Problem
Set each record down exactly, excluding all images.

Entries from a dataset
══════════════════════════════

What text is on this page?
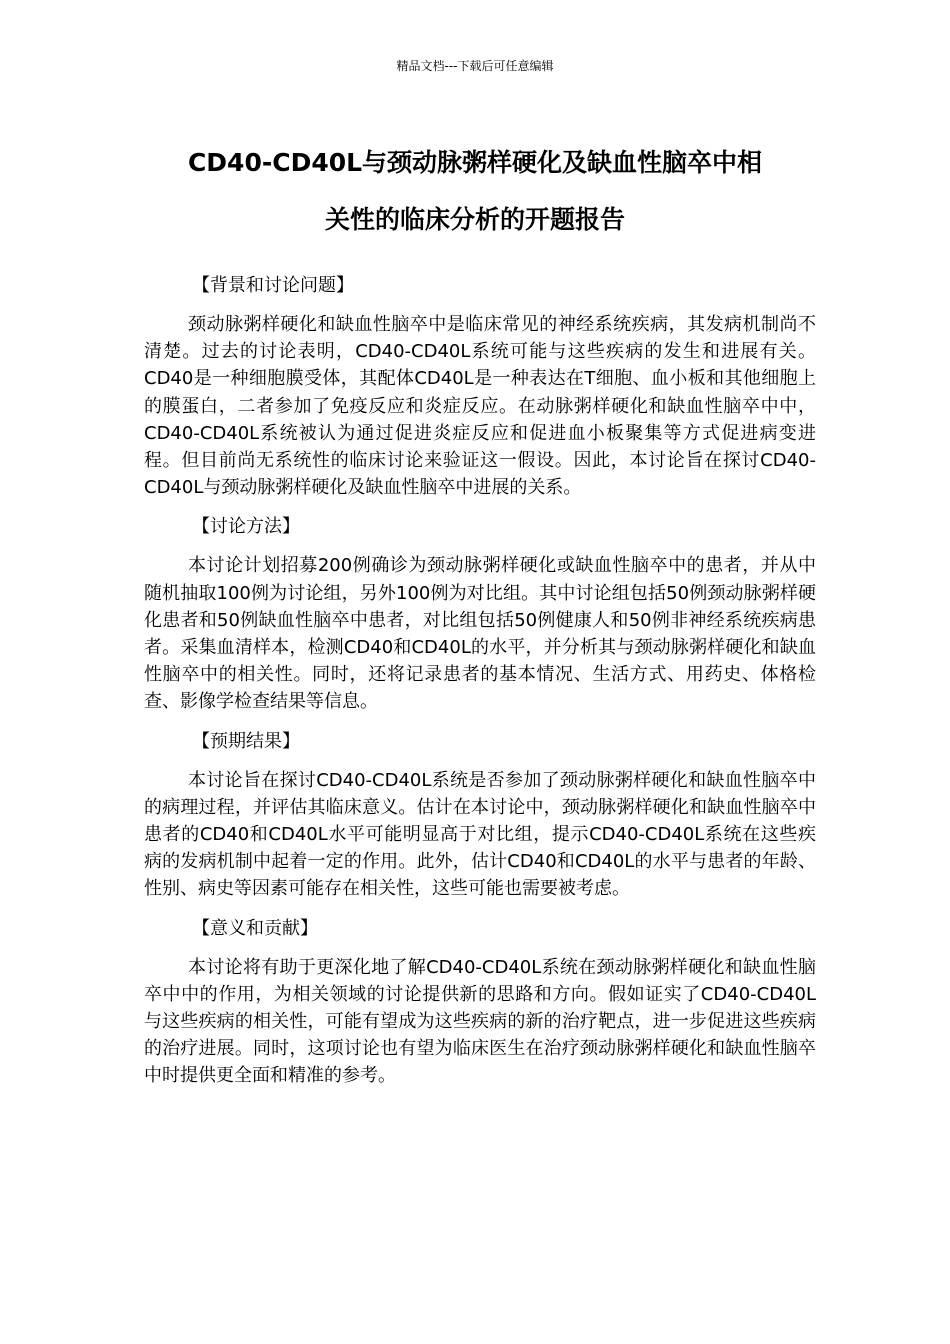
精品文档---下载后可任意编辑
CD40-CD40L与颈动脉粥样硬化及缺血性脑卒中相
关性的临床分析的开题报告

【背景和讨论问题】

颈动脉粥样硬化和缺血性脑卒中是临床常见的神经系统疾病，其发病机制尚不清楚。过去的讨论表明，CD40-CD40L系统可能与这些疾病的发生和进展有关。CD40是一种细胞膜受体，其配体CD40L是一种表达在T细胞、血小板和其他细胞上的膜蛋白，二者参加了免疫反应和炎症反应。在动脉粥样硬化和缺血性脑卒中中，CD40-CD40L系统被认为通过促进炎症反应和促进血小板聚集等方式促进病变进程。但目前尚无系统性的临床讨论来验证这一假设。因此，本讨论旨在探讨CD40-CD40L与颈动脉粥样硬化及缺血性脑卒中进展的关系。

【讨论方法】

本讨论计划招募200例确诊为颈动脉粥样硬化或缺血性脑卒中的患者，并从中随机抽取100例为讨论组，另外100例为对比组。其中讨论组包括50例颈动脉粥样硬化患者和50例缺血性脑卒中患者，对比组包括50例健康人和50例非神经系统疾病患者。采集血清样本，检测CD40和CD40L的水平，并分析其与颈动脉粥样硬化和缺血性脑卒中的相关性。同时，还将记录患者的基本情况、生活方式、用药史、体格检查、影像学检查结果等信息。

【预期结果】

本讨论旨在探讨CD40-CD40L系统是否参加了颈动脉粥样硬化和缺血性脑卒中的病理过程，并评估其临床意义。估计在本讨论中，颈动脉粥样硬化和缺血性脑卒中患者的CD40和CD40L水平可能明显高于对比组，提示CD40-CD40L系统在这些疾病的发病机制中起着一定的作用。此外，估计CD40和CD40L的水平与患者的年龄、性别、病史等因素可能存在相关性，这些可能也需要被考虑。

【意义和贡献】

本讨论将有助于更深化地了解CD40-CD40L系统在颈动脉粥样硬化和缺血性脑卒中中的作用，为相关领域的讨论提供新的思路和方向。假如证实了CD40-CD40L与这些疾病的相关性，可能有望成为这些疾病的新的治疗靶点，进一步促进这些疾病的治疗进展。同时，这项讨论也有望为临床医生在治疗颈动脉粥样硬化和缺血性脑卒中时提供更全面和精准的参考。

══════════════════════════════

Expected answer
What text is on this page?
精品文档---下载后可任意编辑
CD40-CD40L与颈动脉粥样硬化及缺血性脑卒中相
关性的临床分析的开题报告

【背景和讨论问题】

颈动脉粥样硬化和缺血性脑卒中是临床常见的神经系统疾病，其发病机制尚不清楚。过去的讨论表明，CD40-CD40L系统可能与这些疾病的发生和进展有关。CD40是一种细胞膜受体，其配体CD40L是一种表达在T细胞、血小板和其他细胞上的膜蛋白，二者参加了免疫反应和炎症反应。在动脉粥样硬化和缺血性脑卒中中，CD40-CD40L系统被认为通过促进炎症反应和促进血小板聚集等方式促进病变进程。但目前尚无系统性的临床讨论来验证这一假设。因此，本讨论旨在探讨CD40-CD40L与颈动脉粥样硬化及缺血性脑卒中进展的关系。

【讨论方法】

本讨论计划招募200例确诊为颈动脉粥样硬化或缺血性脑卒中的患者，并从中随机抽取100例为讨论组，另外100例为对比组。其中讨论组包括50例颈动脉粥样硬化患者和50例缺血性脑卒中患者，对比组包括50例健康人和50例非神经系统疾病患者。采集血清样本，检测CD40和CD40L的水平，并分析其与颈动脉粥样硬化和缺血性脑卒中的相关性。同时，还将记录患者的基本情况、生活方式、用药史、体格检查、影像学检查结果等信息。

【预期结果】

本讨论旨在探讨CD40-CD40L系统是否参加了颈动脉粥样硬化和缺血性脑卒中的病理过程，并评估其临床意义。估计在本讨论中，颈动脉粥样硬化和缺血性脑卒中患者的CD40和CD40L水平可能明显高于对比组，提示CD40-CD40L系统在这些疾病的发病机制中起着一定的作用。此外，估计CD40和CD40L的水平与患者的年龄、性别、病史等因素可能存在相关性，这些可能也需要被考虑。

【意义和贡献】

本讨论将有助于更深化地了解CD40-CD40L系统在颈动脉粥样硬化和缺血性脑卒中中的作用，为相关领域的讨论提供新的思路和方向。假如证实了CD40-CD40L与这些疾病的相关性，可能有望成为这些疾病的新的治疗靶点，进一步促进这些疾病的治疗进展。同时，这项讨论也有望为临床医生在治疗颈动脉粥样硬化和缺血性脑卒中时提供更全面和精准的参考。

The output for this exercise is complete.